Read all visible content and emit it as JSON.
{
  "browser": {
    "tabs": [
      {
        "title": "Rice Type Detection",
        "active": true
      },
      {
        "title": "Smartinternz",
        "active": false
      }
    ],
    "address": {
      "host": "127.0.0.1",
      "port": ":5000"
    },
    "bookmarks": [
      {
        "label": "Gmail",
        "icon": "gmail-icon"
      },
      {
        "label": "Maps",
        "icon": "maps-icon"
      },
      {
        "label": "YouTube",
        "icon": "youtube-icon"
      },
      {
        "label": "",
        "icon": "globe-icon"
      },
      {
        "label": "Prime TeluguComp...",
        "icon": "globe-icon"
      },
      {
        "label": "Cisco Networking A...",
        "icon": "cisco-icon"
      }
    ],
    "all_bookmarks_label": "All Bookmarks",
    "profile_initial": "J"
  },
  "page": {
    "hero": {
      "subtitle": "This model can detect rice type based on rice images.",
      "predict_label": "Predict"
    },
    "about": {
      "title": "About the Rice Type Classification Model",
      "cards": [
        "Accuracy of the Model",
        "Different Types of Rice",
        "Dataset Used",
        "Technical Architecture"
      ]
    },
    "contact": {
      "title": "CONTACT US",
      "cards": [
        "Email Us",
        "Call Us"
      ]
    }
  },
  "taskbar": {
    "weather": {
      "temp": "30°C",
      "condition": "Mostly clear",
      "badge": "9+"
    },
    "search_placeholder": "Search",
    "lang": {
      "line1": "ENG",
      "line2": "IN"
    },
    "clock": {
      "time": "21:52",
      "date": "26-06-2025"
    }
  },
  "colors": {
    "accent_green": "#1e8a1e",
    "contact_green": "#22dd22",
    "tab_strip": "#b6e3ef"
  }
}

______________________________

Copy out each line exactly as written.

Read all visible content and emit it as JSON.
{
  "browser": {
    "tabs": [
      {
        "title": "Rice Type Detection",
        "active": true
      },
      {
        "title": "Smartinternz",
        "active": false
      }
    ],
    "address": {
      "host": "127.0.0.1",
      "port": ":5000"
    },
    "bookmarks": [
      {
        "label": "Gmail",
        "icon": "gmail-icon"
      },
      {
        "label": "Maps",
        "icon": "maps-icon"
      },
      {
        "label": "YouTube",
        "icon": "youtube-icon"
      },
      {
        "label": "",
        "icon": "globe-icon"
      },
      {
        "label": "Prime TeluguComp...",
        "icon": "globe-icon"
      },
      {
        "label": "Cisco Networking A...",
        "icon": "cisco-icon"
      }
    ],
    "all_bookmarks_label": "All Bookmarks",
    "profile_initial": "J"
  },
  "page": {
    "hero": {
      "subtitle": "This model can detect rice type based on rice images.",
      "predict_label": "Predict"
    },
    "about": {
      "title": "About the Rice Type Classification Model",
      "cards": [
        "Accuracy of the Model",
        "Different Types of Rice",
        "Dataset Used",
        "Technical Architecture"
      ]
    },
    "contact": {
      "title": "CONTACT US",
      "cards": [
        "Email Us",
        "Call Us"
      ]
    }
  },
  "taskbar": {
    "weather": {
      "temp": "30°C",
      "condition": "Mostly clear",
      "badge": "9+"
    },
    "search_placeholder": "Search",
    "lang": {
      "line1": "ENG",
      "line2": "IN"
    },
    "clock": {
      "time": "21:52",
      "date": "26-06-2025"
    }
  },
  "colors": {
    "accent_green": "#1e8a1e",
    "contact_green": "#22dd22",
    "tab_strip": "#b6e3ef"
  }
}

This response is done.